**THE TASK**
Scan the lines below for the string "ylabel" and copy every one that has it.

[START RAW DATA]

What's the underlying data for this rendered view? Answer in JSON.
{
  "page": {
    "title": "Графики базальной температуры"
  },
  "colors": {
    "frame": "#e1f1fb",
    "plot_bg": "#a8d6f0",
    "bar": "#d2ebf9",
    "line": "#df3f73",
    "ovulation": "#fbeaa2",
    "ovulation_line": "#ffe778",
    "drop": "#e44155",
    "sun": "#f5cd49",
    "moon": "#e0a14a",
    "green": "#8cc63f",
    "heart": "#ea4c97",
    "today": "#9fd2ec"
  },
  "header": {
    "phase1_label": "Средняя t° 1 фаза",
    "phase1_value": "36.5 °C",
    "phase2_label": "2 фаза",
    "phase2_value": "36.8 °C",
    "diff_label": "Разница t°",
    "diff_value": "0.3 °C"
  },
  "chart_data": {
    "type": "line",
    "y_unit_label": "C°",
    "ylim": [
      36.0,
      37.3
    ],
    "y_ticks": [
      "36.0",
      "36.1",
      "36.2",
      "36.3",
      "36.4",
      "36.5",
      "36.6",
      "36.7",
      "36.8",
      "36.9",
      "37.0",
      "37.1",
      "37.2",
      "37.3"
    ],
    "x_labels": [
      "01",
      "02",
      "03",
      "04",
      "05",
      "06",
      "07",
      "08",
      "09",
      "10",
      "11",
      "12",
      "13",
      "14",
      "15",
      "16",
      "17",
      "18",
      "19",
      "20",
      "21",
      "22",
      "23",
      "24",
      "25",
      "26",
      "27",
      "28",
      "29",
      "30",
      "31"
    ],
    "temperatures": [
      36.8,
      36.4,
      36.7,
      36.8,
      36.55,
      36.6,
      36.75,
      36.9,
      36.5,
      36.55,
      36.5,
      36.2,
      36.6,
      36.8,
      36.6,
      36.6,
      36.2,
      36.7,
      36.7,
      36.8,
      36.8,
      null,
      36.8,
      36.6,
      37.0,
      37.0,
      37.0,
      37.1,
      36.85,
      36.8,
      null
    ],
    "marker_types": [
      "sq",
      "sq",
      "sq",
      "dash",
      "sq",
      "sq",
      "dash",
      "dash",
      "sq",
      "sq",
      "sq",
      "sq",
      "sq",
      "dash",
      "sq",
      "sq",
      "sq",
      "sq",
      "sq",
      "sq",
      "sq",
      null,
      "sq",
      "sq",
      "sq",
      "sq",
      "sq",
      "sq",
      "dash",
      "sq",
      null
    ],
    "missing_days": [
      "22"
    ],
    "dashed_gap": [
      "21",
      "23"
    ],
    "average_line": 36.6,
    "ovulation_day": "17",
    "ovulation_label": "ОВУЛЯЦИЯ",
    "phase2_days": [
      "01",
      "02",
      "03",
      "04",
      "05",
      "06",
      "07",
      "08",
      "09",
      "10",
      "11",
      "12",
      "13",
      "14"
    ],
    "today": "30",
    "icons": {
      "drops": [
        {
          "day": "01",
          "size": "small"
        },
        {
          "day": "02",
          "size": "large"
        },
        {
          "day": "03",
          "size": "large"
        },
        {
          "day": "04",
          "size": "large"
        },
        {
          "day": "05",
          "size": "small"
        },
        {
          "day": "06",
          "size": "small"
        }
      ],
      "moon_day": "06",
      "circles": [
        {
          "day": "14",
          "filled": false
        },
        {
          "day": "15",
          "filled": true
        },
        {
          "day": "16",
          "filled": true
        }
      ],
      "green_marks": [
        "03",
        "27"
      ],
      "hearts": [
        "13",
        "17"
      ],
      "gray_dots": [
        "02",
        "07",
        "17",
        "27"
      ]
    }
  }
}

[END RAW DATA]
[START RAW DATA]

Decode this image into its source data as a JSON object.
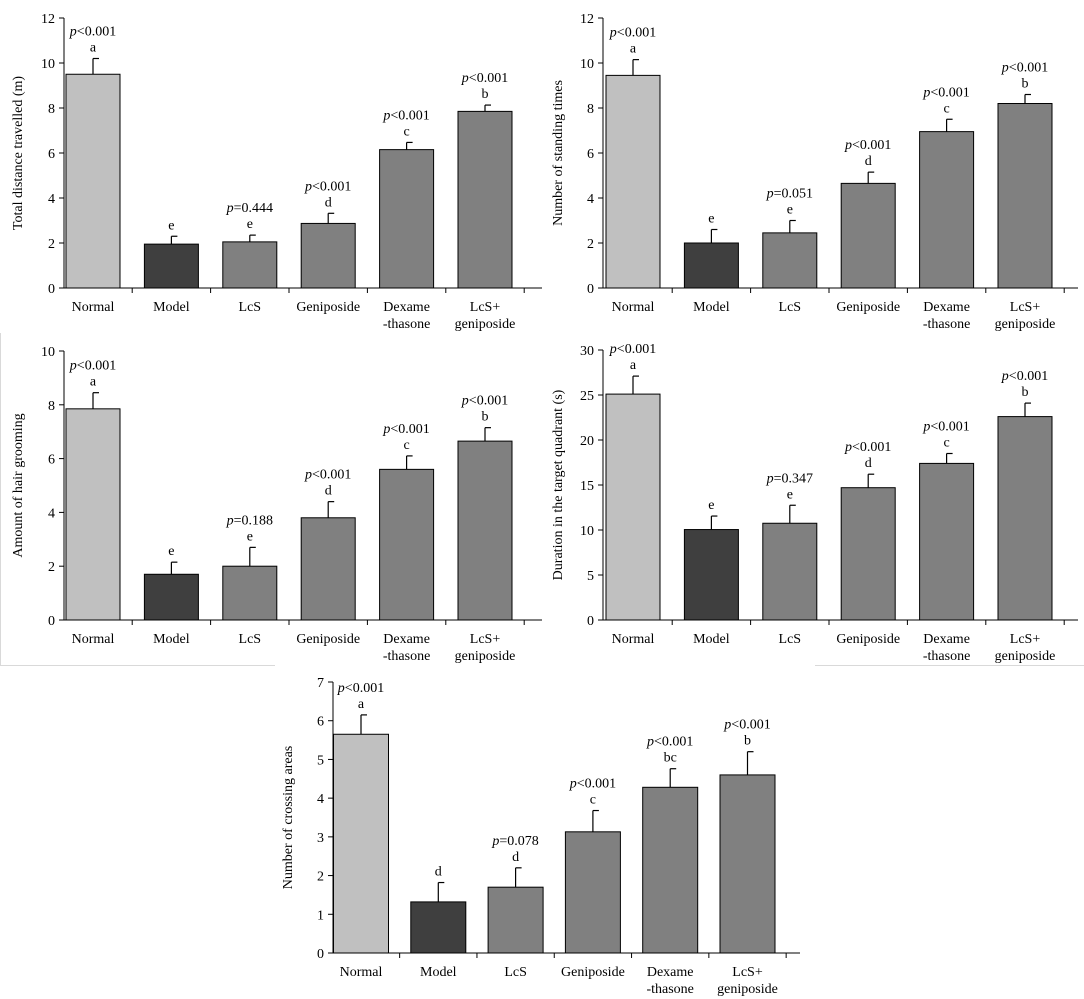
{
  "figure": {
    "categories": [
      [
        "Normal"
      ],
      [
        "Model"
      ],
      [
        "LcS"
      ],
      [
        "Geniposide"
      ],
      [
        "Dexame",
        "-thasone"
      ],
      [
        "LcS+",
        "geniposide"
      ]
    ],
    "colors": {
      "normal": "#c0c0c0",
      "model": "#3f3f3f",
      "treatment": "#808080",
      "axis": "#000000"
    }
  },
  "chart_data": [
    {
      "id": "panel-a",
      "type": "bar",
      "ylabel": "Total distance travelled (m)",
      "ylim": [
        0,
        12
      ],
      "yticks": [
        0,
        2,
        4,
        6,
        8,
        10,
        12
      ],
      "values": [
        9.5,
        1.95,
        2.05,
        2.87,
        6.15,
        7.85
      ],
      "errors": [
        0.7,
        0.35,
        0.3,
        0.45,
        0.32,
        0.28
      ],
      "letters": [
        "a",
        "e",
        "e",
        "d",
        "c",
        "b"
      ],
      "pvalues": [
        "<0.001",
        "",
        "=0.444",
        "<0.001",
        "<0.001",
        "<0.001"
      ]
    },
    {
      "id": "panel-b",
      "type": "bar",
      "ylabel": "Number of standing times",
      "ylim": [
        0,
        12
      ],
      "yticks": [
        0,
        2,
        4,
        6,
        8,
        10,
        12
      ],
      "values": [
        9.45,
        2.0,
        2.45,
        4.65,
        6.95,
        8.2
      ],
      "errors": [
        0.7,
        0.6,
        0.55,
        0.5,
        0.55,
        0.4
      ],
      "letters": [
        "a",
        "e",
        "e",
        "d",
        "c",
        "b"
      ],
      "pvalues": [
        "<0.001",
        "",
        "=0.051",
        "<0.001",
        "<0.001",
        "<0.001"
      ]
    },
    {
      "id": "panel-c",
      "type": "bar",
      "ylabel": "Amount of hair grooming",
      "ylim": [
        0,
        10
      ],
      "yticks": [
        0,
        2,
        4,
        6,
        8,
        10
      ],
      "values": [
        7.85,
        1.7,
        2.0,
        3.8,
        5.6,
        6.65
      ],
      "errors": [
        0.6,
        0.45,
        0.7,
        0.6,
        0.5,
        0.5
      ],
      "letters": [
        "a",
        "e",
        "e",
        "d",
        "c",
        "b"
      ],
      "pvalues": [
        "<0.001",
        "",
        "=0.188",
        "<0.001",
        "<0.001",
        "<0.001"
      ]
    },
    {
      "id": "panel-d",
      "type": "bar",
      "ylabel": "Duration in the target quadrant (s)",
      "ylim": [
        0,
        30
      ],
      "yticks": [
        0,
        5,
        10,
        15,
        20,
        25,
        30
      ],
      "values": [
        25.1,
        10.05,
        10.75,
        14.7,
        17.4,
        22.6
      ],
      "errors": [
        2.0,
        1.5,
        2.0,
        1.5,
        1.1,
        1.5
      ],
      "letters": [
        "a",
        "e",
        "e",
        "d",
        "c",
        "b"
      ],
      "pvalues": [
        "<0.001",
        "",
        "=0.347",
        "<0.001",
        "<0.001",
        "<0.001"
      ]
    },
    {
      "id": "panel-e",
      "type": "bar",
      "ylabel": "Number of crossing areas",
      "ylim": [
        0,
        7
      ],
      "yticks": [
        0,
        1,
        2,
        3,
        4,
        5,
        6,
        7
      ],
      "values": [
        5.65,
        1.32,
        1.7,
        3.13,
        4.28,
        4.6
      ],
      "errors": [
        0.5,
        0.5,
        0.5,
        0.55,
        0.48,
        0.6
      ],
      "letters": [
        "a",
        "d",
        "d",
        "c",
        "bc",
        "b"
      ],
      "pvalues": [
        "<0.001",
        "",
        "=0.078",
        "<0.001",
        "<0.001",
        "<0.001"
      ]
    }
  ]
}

[END RAW DATA]

**TASK OUTPUT**
      "ylabel": "Total distance travelled (m)",
      "ylabel": "Number of standing times",
      "ylabel": "Amount of hair grooming",
      "ylabel": "Duration in the target quadrant (s)",
      "ylabel": "Number of crossing areas",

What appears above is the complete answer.